-- TEXT BLOCK start --

Sunday, January 16, 2011

Inspired by Chiddy Bang’s Opposite Adults.

I Once was A kid

All I had was a dream

Reality snatched time it seems

Away with all the other kids

Eaten bit by bit to pieces

By hopes of tomorrow

Now I’m grown

And all I want to scream

To the walls of own inflicted asylum is

If I could do it again:

I’m

Never

Growing

Up.



Ade-Unuigbe

Tuesday, January 11, 2011

Musings On A Random Tuesday Night!

Musings on a Random Tuesday night!

So I just learnt, from a very reliable and trust-worthy source, that a boy could practically fake a whole relationship. Unbelievable wickedness. This has only further enhanced my cynicism towards relationships.

Okay, to be honest I have never been really cynical towards boys, relationships or love. To be brutally honest I am what you can practically call a “love slut”. What this means is that I love love, and everything that has to do with it. I love being loved, being in love, being a victim of love. Honestly if you see how many poems I have written about love, heartbreaks and what-not, then you would be on the same page with me.

I recently told a friend (name with-held) that I actually don’t mind heart-breaks. You see, I am so badly into the idea and concept of love that I don’t mind experiencing every bit of it, even the bits that people run blindly away from; the heart wrenching ones, the ones that seem to tear you up so much inside that you feel like you will surely be damaged forever, love that has been empowered to give you permanent ulcer attack.

Honestly!

-- TEXT BLOCK end --

» REQUIREMENTS
Rewrite the passage of the Tuesday-night musings starting at "I recently told" and ending at "permanent ulcer attack.", putting "cousin" in place of "friend".

-- GIVEN RECORDS start --

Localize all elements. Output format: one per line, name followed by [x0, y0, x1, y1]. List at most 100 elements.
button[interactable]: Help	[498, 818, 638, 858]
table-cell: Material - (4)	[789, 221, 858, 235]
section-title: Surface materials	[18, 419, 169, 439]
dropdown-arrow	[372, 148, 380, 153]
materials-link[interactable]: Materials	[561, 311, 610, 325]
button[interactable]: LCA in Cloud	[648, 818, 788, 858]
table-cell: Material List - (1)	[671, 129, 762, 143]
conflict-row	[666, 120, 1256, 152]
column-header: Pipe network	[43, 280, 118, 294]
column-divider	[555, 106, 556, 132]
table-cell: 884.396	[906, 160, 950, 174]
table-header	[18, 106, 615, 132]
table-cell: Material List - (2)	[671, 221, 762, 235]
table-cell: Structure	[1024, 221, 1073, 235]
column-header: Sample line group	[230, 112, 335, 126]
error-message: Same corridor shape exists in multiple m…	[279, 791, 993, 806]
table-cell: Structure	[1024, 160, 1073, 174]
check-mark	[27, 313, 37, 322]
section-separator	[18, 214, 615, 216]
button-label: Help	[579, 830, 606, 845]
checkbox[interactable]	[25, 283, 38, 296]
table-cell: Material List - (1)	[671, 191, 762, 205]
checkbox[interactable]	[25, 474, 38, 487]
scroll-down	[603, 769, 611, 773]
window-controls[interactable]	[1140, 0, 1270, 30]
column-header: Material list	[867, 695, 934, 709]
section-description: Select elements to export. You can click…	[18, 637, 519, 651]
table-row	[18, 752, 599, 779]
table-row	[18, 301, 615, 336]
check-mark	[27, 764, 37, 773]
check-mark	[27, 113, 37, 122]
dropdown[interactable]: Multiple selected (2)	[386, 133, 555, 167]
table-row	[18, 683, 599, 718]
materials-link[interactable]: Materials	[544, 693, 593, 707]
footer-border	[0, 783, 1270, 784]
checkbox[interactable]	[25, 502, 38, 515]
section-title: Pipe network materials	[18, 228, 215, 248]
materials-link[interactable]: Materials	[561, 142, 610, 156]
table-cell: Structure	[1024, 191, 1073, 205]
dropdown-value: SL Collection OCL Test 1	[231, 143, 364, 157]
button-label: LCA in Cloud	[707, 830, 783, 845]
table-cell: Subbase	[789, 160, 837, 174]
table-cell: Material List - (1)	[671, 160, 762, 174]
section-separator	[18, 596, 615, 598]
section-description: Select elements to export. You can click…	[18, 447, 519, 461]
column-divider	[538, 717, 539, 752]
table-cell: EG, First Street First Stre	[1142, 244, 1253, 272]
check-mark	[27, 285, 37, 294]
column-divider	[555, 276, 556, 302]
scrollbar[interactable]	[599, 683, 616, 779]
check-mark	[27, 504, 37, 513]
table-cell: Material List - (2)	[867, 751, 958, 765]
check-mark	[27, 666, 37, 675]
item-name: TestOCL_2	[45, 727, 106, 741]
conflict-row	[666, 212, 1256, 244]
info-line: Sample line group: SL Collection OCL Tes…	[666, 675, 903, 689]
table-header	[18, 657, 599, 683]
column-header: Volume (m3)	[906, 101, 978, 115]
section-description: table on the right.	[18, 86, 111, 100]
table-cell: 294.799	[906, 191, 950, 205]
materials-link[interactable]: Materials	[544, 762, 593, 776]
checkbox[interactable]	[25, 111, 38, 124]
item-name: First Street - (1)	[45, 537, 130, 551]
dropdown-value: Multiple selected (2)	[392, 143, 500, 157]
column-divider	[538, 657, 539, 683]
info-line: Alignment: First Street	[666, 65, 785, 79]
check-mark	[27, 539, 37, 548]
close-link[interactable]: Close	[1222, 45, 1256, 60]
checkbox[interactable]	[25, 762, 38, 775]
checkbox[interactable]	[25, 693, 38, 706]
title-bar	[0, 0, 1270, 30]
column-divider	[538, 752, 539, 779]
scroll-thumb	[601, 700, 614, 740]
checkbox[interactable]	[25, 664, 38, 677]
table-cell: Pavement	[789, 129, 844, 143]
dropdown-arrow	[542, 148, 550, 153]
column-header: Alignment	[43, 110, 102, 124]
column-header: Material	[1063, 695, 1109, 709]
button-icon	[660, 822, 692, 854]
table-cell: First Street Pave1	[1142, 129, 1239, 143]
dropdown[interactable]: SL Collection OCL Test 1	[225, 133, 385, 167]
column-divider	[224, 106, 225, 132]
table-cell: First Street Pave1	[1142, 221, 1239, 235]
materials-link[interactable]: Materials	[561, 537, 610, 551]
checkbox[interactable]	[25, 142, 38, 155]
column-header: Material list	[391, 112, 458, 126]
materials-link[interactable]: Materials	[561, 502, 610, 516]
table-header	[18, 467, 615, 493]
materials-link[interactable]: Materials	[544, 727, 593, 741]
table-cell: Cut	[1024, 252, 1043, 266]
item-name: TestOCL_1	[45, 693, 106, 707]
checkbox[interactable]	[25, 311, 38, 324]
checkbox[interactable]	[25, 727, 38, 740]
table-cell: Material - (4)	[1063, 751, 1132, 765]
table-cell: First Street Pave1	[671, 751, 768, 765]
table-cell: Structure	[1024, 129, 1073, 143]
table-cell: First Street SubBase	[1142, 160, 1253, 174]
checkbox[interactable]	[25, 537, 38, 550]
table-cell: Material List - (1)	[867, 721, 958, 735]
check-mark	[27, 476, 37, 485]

-- GIVEN RECORDS end --

» RESPONSE TO THE TASK
I recently told a cousin (name with-held) that I actually don’t mind heart-breaks. You see, I am so badly into the idea and concept of love that I don’t mind experiencing every bit of it, even the bits that people run blindly away from; the heart wrenching ones, the ones that seem to tear you up so much inside that you feel like you will surely be damaged forever, love that has been empowered to give you permanent ulcer attack.